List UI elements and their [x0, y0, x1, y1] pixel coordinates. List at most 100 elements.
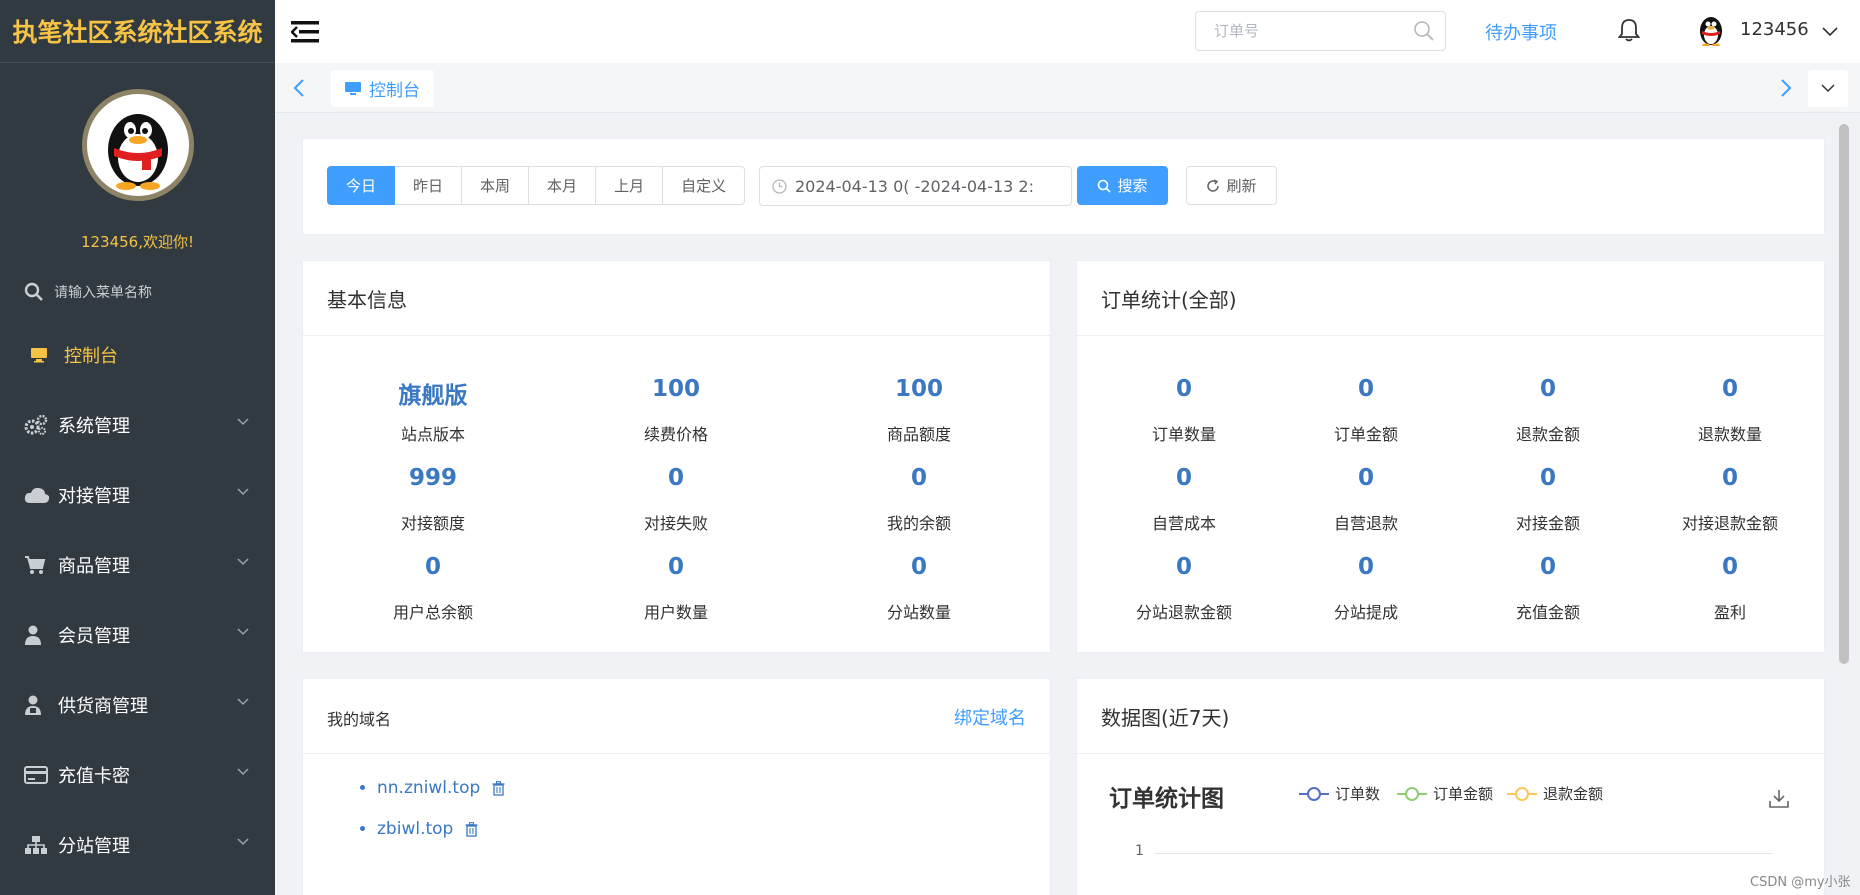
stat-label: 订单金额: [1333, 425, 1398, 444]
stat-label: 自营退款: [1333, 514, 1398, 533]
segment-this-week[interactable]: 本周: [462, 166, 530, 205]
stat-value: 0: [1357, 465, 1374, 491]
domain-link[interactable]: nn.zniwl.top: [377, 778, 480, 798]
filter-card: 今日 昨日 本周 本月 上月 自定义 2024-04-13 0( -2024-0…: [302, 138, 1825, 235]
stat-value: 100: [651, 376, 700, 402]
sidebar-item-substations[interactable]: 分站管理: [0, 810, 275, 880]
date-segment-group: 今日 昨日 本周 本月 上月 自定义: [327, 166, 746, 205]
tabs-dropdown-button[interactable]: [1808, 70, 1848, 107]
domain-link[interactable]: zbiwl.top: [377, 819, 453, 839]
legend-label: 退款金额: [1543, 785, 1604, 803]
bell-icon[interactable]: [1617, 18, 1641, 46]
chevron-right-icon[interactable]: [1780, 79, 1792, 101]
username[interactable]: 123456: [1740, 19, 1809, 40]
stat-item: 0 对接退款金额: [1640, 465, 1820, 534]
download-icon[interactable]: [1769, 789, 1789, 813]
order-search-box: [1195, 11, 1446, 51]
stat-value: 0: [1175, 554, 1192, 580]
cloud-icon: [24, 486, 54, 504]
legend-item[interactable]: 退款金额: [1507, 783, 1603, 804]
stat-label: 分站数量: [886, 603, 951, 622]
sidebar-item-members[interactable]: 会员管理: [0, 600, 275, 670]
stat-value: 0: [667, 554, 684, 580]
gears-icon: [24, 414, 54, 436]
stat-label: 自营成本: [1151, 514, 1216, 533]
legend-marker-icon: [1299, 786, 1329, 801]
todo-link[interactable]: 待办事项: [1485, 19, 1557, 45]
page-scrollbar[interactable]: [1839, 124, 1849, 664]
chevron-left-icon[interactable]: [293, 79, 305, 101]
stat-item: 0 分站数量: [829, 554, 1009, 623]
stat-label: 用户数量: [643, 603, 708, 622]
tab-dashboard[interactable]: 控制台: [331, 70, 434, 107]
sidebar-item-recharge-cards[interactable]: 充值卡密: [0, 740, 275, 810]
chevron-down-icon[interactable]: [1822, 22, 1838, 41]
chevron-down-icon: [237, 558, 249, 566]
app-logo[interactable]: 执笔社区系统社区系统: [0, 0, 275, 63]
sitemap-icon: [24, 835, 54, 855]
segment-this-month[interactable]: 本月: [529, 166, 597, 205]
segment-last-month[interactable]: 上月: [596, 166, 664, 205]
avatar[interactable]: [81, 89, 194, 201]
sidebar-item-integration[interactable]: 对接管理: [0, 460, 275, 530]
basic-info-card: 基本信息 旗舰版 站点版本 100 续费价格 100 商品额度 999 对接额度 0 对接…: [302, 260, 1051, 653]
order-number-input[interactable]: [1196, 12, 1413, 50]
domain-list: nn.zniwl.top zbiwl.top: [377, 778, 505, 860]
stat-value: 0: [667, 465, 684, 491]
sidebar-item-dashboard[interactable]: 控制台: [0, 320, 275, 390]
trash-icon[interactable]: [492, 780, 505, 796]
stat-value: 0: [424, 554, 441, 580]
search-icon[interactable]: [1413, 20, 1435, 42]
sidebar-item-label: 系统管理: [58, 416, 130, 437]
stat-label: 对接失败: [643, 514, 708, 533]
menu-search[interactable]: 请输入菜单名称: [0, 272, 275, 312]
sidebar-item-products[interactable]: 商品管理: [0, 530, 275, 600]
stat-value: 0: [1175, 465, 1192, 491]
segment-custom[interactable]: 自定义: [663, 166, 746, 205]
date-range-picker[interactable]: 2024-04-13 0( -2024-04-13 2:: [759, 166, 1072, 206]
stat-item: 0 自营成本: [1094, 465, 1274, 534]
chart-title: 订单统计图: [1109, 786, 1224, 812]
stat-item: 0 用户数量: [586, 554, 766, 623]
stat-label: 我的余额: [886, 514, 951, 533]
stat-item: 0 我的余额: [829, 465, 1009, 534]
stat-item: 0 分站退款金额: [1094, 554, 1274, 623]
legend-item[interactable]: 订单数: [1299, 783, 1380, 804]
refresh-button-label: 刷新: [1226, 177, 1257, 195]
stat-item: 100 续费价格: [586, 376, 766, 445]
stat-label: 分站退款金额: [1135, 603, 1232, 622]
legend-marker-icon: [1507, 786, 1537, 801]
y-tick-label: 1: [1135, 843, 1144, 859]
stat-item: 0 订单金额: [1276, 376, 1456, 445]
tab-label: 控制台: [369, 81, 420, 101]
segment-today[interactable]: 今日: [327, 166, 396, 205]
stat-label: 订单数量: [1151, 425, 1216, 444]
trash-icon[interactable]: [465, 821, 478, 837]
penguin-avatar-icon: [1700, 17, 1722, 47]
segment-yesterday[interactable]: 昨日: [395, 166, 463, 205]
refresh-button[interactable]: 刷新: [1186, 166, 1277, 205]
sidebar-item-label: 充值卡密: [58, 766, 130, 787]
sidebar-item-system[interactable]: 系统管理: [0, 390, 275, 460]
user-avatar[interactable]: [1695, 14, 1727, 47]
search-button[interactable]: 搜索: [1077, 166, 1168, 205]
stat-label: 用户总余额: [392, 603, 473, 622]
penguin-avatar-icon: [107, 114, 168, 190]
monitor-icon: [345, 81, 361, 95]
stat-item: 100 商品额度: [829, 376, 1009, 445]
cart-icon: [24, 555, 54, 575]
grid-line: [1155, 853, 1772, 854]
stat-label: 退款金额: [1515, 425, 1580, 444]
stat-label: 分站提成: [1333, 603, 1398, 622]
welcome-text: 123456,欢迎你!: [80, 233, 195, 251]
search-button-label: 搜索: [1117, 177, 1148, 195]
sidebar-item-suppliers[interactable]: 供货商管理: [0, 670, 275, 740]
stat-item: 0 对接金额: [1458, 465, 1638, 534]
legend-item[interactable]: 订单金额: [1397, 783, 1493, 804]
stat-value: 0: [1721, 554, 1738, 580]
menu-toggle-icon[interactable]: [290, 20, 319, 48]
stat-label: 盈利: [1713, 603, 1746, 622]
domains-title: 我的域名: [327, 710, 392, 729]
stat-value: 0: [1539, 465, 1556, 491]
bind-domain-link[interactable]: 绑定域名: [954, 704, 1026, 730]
**********
Goal:
Copy out the entries verbatim, starting with the line containing "stat-label: 订单金额: [1333, 425, 1398, 444]" and continuing through the line containing "domain-link[interactable]: nn.zniwl.top: [377, 778, 480, 798]".

Result of the task:
stat-label: 订单金额: [1333, 425, 1398, 444]
stat-label: 自营退款: [1333, 514, 1398, 533]
segment-this-week[interactable]: 本周: [462, 166, 530, 205]
stat-value: 0: [1357, 465, 1374, 491]
domain-link[interactable]: nn.zniwl.top: [377, 778, 480, 798]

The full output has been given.